Challenge:
Each line containing the word "ylabel" needs to be copied.

Given data:
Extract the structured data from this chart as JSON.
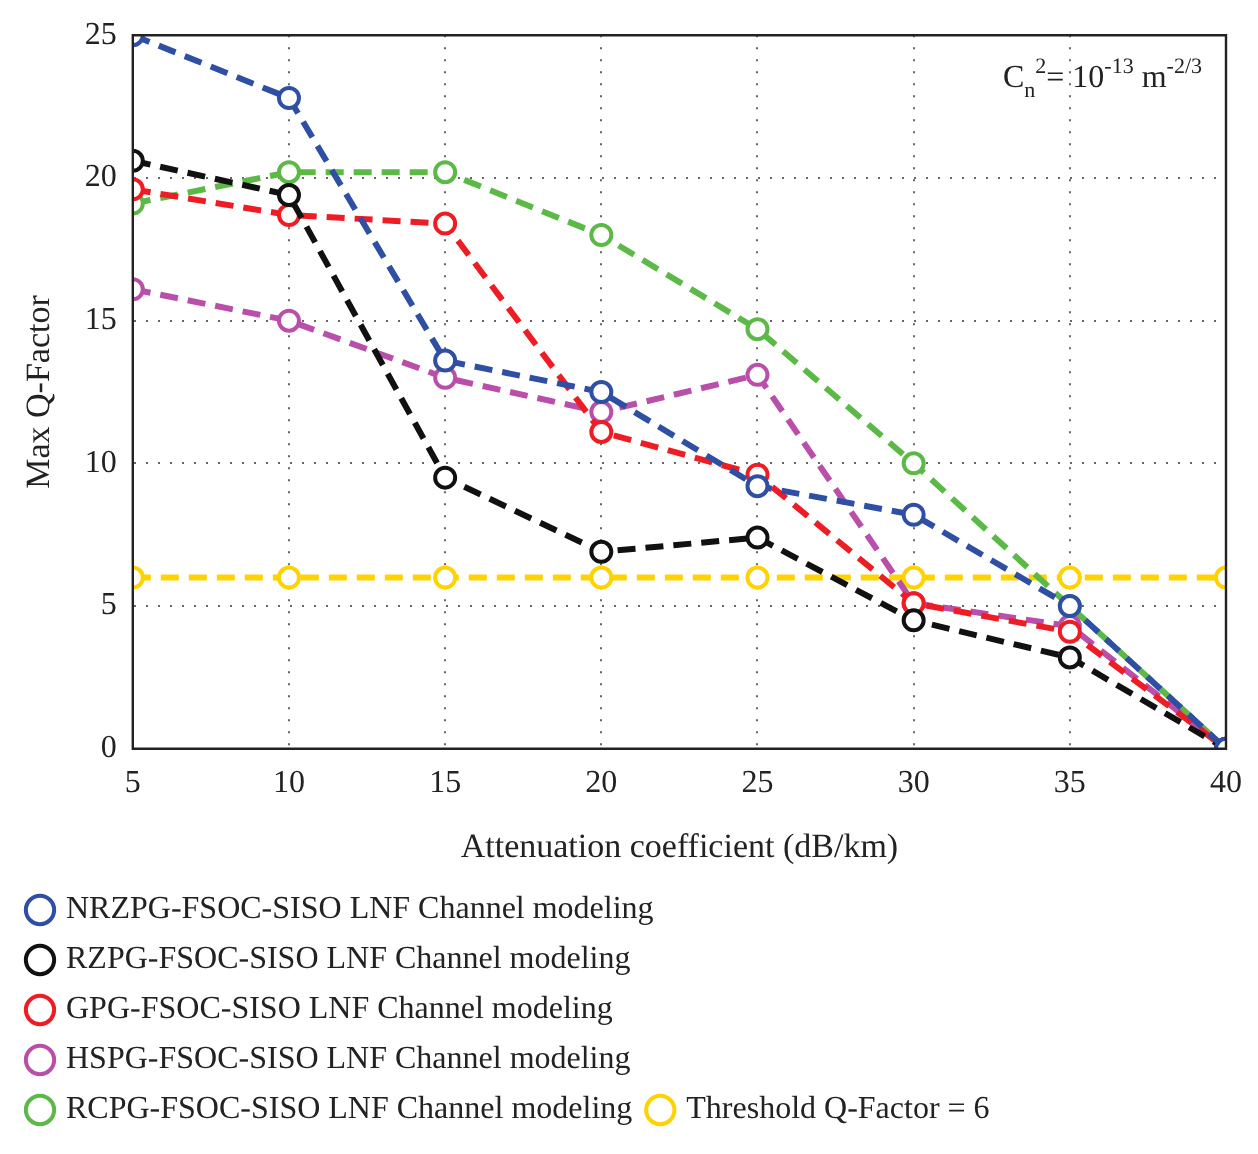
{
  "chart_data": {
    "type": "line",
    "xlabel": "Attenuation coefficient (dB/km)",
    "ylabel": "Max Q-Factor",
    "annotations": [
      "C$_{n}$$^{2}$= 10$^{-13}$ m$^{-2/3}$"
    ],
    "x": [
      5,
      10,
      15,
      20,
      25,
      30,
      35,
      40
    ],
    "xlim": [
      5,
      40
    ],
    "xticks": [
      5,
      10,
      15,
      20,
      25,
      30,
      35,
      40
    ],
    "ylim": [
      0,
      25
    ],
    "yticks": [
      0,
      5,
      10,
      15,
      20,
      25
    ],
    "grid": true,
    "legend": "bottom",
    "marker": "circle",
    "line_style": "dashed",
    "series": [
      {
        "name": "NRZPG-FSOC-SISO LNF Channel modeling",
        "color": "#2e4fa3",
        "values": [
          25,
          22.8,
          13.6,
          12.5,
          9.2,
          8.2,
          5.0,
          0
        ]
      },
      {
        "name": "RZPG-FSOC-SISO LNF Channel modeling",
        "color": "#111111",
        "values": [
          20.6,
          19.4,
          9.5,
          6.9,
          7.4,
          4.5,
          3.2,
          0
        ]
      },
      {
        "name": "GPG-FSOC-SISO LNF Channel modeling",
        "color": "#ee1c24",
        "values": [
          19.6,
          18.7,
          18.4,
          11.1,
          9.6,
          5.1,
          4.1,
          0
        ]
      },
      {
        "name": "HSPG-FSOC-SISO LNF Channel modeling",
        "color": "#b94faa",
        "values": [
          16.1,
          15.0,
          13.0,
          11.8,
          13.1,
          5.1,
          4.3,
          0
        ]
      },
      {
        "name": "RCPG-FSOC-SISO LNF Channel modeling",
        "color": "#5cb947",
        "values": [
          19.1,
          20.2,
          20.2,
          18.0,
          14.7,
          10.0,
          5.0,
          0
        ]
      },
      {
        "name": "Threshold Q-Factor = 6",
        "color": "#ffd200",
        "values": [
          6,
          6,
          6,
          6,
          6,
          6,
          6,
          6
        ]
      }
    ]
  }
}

---

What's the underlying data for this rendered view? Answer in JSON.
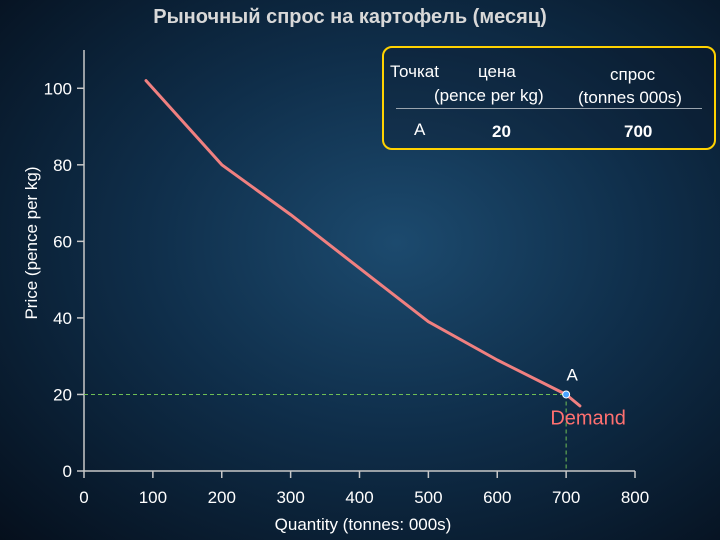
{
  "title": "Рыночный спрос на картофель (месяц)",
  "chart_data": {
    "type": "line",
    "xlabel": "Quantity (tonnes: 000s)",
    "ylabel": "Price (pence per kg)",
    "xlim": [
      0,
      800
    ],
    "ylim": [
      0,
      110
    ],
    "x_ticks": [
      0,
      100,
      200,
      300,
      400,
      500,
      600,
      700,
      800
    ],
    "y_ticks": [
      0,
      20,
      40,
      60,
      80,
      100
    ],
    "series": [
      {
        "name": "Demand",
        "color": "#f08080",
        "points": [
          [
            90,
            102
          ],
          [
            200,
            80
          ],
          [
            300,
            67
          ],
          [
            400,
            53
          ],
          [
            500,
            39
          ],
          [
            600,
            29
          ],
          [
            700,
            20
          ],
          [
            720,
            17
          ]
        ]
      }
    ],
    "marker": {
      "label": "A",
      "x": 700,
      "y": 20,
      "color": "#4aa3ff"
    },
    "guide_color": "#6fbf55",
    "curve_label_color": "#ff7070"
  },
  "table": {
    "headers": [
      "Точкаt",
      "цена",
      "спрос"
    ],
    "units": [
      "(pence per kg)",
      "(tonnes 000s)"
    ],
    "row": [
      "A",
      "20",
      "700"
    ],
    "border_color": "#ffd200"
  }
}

--

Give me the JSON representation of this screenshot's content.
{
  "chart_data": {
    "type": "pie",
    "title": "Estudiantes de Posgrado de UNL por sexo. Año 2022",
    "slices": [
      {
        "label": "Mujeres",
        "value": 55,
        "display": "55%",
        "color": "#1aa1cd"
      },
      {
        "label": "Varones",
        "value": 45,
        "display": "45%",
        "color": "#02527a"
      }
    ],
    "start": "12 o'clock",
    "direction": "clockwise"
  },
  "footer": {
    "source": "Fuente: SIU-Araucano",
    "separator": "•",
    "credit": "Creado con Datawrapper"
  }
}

Exercise output:
    "ylabel": "Max Q-Factor",
    "ylabel": "Price (pence per kg)",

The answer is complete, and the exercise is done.